◆ **EXERCISE INSTRUCTIONS**
Please recast every line of the entries as a numbered list, leaving out blank lines and any pictures.

(Data extracted from a collection)

--- Start ---

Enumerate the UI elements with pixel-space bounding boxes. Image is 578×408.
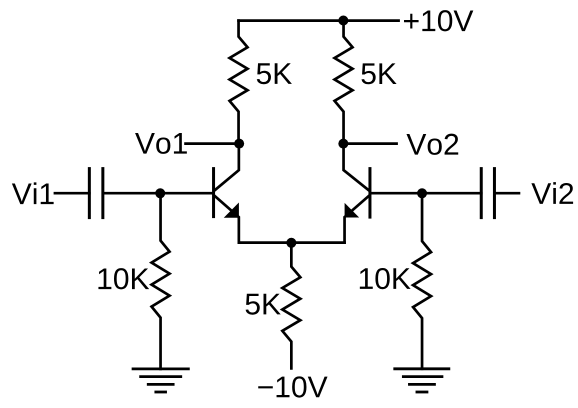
resistor RC2 5K (right collector load) <box>335 21 353 144</box>
transistor Q2 (right NPN) <box>344 144 370 243</box>
value label 10K (RB2) <box>360 268 411 289</box>
value label 10K (RB1) <box>98 268 149 289</box>
resistor RE 5K (tail to -10V) <box>282 243 300 369</box>
wire: +10V supply rail <box>239 19 399 22</box>
node: Q2 base junction <box>417 188 427 198</box>
wire: C1 to Q1 base <box>103 192 214 195</box>
ground (right) <box>395 369 449 392</box>
node Vo1 <box>234 139 244 149</box>
node: tail junction <box>286 238 296 248</box>
resistor RC1 5K (left collector load) <box>230 21 248 144</box>
wire: Vo2 stub <box>343 142 396 145</box>
capacitor C2 (Vi2 coupling) <box>481 169 519 218</box>
node Vo2 <box>338 139 348 149</box>
wire: Q2 base to C2 <box>370 192 481 195</box>
transistor Q1 (left NPN) <box>214 144 239 243</box>
label Vo1 <box>135 133 187 154</box>
value label 5K (RE) <box>246 294 281 315</box>
label Vo2 <box>406 134 458 155</box>
label +10V <box>404 10 473 31</box>
node: Q1 base junction <box>155 188 165 198</box>
label -10V <box>258 376 327 397</box>
ground (left) <box>133 369 188 392</box>
node: supply rail junction <box>338 16 348 26</box>
label Vi2 <box>531 182 573 204</box>
value label 5K (RC1) <box>257 63 292 84</box>
label Vi1 <box>12 182 54 204</box>
resistor RB2 10K (right base to ground) <box>413 193 431 369</box>
capacitor C1 (Vi1 coupling) <box>55 169 103 218</box>
resistor RB1 10K (left base to ground) <box>152 193 170 369</box>
wire: Vo1 stub <box>186 142 240 145</box>
value label 5K (RC2) <box>361 63 396 84</box>
wire: common emitter tail <box>239 241 345 244</box>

--- End ---

◆ **WRITTEN ANSWER**
1. Enumerate the UI elements with pixel-space bounding boxes. Image is 578×408.
2. resistor RC2 5K (right collector load) <box>335 21 353 144</box>
3. transistor Q2 (right NPN) <box>344 144 370 243</box>
4. value label 10K (RB2) <box>360 268 411 289</box>
5. value label 10K (RB1) <box>98 268 149 289</box>
6. resistor RE 5K (tail to -10V) <box>282 243 300 369</box>
7. wire: +10V supply rail <box>239 19 399 22</box>
8. node: Q2 base junction <box>417 188 427 198</box>
9. wire: C1 to Q1 base <box>103 192 214 195</box>
10. ground (right) <box>395 369 449 392</box>
11. node Vo1 <box>234 139 244 149</box>
12. node: tail junction <box>286 238 296 248</box>
13. resistor RC1 5K (left collector load) <box>230 21 248 144</box>
14. wire: Vo2 stub <box>343 142 396 145</box>
15. capacitor C2 (Vi2 coupling) <box>481 169 519 218</box>
16. node Vo2 <box>338 139 348 149</box>
17. wire: Q2 base to C2 <box>370 192 481 195</box>
18. transistor Q1 (left NPN) <box>214 144 239 243</box>
19. label Vo1 <box>135 133 187 154</box>
20. value label 5K (RE) <box>246 294 281 315</box>
21. label Vo2 <box>406 134 458 155</box>
22. label +10V <box>404 10 473 31</box>
23. node: Q1 base junction <box>155 188 165 198</box>
24. label -10V <box>258 376 327 397</box>
25. ground (left) <box>133 369 188 392</box>
26. node: supply rail junction <box>338 16 348 26</box>
27. label Vi2 <box>531 182 573 204</box>
28. value label 5K (RC1) <box>257 63 292 84</box>
29. label Vi1 <box>12 182 54 204</box>
30. resistor RB2 10K (right base to ground) <box>413 193 431 369</box>
31. capacitor C1 (Vi1 coupling) <box>55 169 103 218</box>
32. resistor RB1 10K (left base to ground) <box>152 193 170 369</box>
33. wire: Vo1 stub <box>186 142 240 145</box>
34. value label 5K (RC2) <box>361 63 396 84</box>
35. wire: common emitter tail <box>239 241 345 244</box>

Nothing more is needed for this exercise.